--- begin SUPPLIED RECORDS ---

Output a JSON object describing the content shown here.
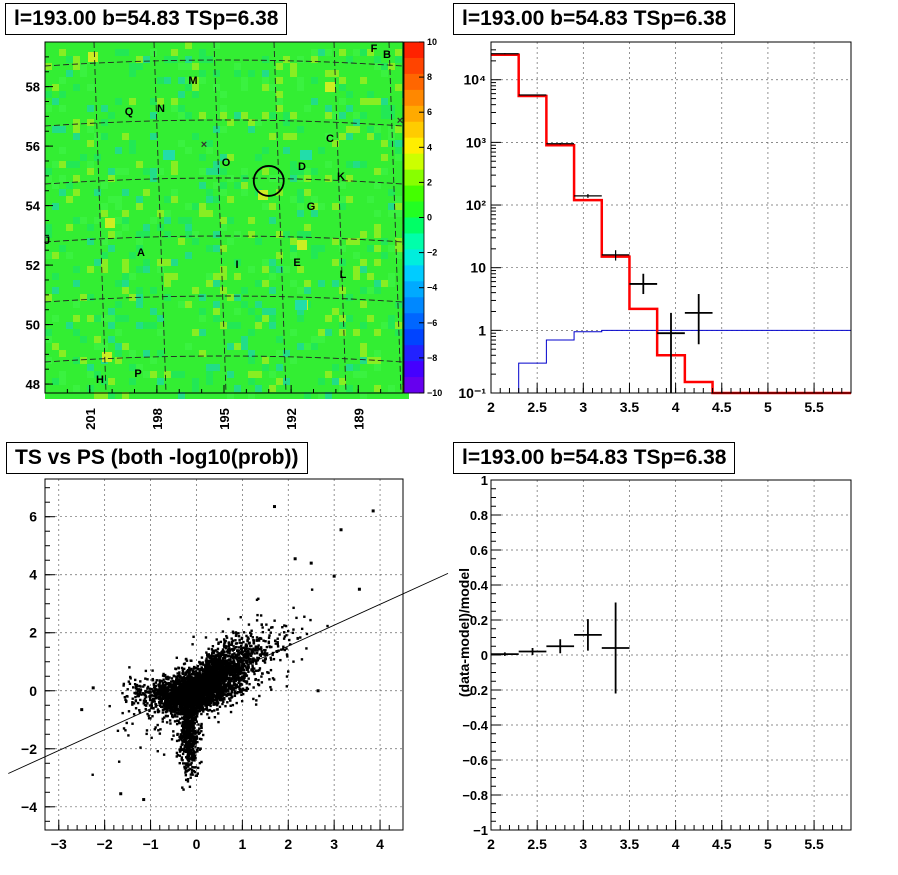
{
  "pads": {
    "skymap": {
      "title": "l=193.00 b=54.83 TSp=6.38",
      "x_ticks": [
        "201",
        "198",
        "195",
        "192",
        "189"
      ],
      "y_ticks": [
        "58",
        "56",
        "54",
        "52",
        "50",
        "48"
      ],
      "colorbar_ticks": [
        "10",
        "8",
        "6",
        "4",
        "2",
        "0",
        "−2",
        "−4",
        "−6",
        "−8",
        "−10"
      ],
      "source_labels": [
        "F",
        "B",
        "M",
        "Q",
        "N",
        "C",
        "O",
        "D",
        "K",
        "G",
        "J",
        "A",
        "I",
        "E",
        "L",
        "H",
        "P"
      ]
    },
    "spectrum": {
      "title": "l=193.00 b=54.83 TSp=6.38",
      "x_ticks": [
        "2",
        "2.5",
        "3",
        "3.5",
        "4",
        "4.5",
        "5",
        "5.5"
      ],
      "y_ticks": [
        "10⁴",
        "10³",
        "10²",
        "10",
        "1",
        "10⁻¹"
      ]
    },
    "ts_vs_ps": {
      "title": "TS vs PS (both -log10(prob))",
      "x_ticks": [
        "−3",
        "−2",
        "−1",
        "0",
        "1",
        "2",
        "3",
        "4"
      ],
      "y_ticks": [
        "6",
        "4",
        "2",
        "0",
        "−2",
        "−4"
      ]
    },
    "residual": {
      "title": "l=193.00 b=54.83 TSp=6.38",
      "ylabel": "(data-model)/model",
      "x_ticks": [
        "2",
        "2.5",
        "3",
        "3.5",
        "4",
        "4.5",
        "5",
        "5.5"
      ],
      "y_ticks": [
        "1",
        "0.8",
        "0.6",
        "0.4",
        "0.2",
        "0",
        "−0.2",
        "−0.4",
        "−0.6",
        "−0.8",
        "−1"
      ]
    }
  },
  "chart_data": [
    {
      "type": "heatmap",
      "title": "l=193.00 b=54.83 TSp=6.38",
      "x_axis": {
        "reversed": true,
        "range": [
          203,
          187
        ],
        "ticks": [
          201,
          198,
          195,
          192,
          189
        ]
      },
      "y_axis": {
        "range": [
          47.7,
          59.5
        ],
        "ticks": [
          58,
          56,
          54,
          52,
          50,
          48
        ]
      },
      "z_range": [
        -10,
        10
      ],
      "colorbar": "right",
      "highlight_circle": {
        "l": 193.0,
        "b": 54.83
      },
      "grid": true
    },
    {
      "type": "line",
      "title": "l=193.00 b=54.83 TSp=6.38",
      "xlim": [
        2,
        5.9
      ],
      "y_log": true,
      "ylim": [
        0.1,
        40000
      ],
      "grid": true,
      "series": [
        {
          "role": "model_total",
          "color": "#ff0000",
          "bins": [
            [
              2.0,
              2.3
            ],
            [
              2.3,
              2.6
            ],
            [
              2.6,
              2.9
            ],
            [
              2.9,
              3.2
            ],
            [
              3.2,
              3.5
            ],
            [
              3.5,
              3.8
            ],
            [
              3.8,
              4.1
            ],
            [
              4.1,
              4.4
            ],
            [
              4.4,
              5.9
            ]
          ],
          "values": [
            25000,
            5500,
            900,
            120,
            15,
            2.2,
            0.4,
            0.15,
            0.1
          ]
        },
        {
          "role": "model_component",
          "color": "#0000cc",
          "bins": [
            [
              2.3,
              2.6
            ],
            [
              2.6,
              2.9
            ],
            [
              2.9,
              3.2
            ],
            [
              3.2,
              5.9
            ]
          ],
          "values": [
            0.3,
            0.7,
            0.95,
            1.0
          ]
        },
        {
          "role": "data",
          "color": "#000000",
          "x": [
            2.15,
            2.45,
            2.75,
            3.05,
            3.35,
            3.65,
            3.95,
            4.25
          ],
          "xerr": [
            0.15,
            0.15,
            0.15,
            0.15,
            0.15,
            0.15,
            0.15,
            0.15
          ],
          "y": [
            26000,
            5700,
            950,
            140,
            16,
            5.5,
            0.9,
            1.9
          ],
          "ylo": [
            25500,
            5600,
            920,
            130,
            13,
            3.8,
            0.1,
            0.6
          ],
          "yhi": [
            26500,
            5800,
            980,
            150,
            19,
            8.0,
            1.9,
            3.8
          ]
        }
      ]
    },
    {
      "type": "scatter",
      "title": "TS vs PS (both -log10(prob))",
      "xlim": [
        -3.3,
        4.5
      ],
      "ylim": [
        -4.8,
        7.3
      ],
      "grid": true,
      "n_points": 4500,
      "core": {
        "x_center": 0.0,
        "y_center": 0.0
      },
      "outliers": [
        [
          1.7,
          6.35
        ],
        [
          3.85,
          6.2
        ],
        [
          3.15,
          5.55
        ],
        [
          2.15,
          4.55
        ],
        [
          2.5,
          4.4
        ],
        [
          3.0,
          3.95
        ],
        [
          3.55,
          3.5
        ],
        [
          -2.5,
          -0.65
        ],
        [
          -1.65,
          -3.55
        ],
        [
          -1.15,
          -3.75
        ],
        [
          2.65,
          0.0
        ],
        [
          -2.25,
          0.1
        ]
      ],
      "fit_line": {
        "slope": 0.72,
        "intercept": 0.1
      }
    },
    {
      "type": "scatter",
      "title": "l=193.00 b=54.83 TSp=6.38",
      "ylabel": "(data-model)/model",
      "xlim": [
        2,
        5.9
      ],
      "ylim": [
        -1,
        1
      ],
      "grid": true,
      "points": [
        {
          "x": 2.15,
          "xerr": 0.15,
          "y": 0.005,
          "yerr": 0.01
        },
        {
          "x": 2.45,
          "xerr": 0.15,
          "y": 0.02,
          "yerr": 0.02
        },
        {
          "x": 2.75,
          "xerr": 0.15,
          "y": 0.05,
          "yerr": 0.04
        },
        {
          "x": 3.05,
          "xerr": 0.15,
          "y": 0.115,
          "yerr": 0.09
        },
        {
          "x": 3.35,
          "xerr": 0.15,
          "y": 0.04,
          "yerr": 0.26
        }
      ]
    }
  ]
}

--- end SUPPLIED RECORDS ---
--- begin SUPPLIED RECORDS ---

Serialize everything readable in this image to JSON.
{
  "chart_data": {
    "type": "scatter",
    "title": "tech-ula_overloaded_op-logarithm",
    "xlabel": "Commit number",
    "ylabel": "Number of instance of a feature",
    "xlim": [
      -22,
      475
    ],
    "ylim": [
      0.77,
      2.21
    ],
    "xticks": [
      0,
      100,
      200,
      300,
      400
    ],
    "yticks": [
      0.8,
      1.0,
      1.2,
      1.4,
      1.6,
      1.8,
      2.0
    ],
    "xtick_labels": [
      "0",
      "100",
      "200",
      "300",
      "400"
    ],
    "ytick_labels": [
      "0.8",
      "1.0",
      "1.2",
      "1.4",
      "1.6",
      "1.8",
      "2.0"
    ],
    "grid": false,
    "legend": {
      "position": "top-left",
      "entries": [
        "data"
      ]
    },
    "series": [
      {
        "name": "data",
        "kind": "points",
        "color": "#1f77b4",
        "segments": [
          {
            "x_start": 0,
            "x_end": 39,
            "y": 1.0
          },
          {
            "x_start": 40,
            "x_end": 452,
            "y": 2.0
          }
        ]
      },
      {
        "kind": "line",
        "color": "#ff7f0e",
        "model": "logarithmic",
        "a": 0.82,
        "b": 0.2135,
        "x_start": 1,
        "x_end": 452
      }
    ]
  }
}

--- end SUPPLIED RECORDS ---

### CHALLENGE
Copy each line of the listing that includes "JSON".

### SOLUTION
Output a JSON object describing the content shown here.
Serialize everything readable in this image to JSON.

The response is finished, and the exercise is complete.